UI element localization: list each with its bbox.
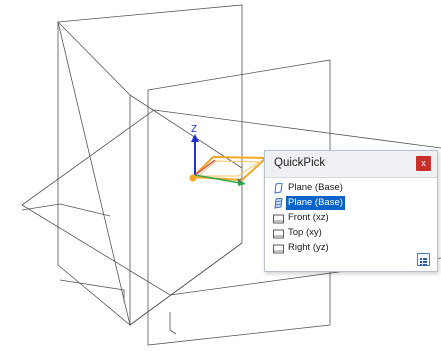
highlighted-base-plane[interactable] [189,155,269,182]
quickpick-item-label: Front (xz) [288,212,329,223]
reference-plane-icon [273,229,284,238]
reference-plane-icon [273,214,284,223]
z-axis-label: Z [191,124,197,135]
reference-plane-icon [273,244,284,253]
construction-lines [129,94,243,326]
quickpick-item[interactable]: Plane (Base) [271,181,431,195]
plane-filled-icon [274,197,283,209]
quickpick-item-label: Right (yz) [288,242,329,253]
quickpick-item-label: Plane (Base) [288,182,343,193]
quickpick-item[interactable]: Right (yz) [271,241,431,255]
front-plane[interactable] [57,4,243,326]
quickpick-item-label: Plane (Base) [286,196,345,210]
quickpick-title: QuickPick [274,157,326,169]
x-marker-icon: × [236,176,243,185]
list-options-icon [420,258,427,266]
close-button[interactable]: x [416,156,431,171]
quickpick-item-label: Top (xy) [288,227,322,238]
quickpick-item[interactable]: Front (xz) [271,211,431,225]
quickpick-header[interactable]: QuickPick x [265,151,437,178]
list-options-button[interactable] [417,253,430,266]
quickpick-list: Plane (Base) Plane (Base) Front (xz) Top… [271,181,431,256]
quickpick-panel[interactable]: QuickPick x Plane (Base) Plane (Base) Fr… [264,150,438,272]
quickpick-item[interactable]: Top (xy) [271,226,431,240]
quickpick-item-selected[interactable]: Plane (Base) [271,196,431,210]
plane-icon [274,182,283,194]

○ ○ ○ ○ ○

Objective: Can you output the lines above as a Markdown table with the columns No. and Line, numbering each row, skipping blank lines, and leaving the picture out?

Task solution:
| No. | Line |
|---|---|
| 1 | UI element localization: list each with its bbox. |
| 2 | highlighted-base-plane[interactable] [189,155,269,182] |
| 3 | quickpick-item-label: Front (xz) [288,212,329,223] |
| 4 | reference-plane-icon [273,229,284,238] |
| 5 | reference-plane-icon [273,214,284,223] |
| 6 | z-axis-label: Z [191,124,197,135] |
| 7 | reference-plane-icon [273,244,284,253] |
| 8 | construction-lines [129,94,243,326] |
| 9 | quickpick-item[interactable]: Plane (Base) [271,181,431,195] |
| 10 | plane-filled-icon [274,197,283,209] |
| 11 | quickpick-item-label: Right (yz) [288,242,329,253] |
| 12 | quickpick-item-label: Plane (Base) [288,182,343,193] |
| 13 | quickpick-item[interactable]: Right (yz) [271,241,431,255] |
| 14 | front-plane[interactable] [57,4,243,326] |
| 15 | quickpick-item-label: Plane (Base) [286,196,345,210] |
| 16 | quickpick-title: QuickPick [274,157,326,169] |
| 17 | x-marker-icon: × [236,176,243,185] |
| 18 | list-options-icon [420,258,427,266] |
| 19 | close-button[interactable]: x [416,156,431,171] |
| 20 | quickpick-item-label: Top (xy) [288,227,322,238] |
| 21 | quickpick-item[interactable]: Front (xz) [271,211,431,225] |
| 22 | quickpick-header[interactable]: QuickPick x [265,151,437,178] |
| 23 | list-options-button[interactable] [417,253,430,266] |
| 24 | quickpick-list: Plane (Base) Plane (Base) Front (xz) Top… [271,181,431,256] |
| 25 | quickpick-panel[interactable]: QuickPick x Plane (Base) Plane (Base) Fr… [264,150,438,272] |
| 26 | quickpick-item[interactable]: Top (xy) [271,226,431,240] |
| 27 | quickpick-item-selected[interactable]: Plane (Base) [271,196,431,210] |
| 28 | plane-icon [274,182,283,194] |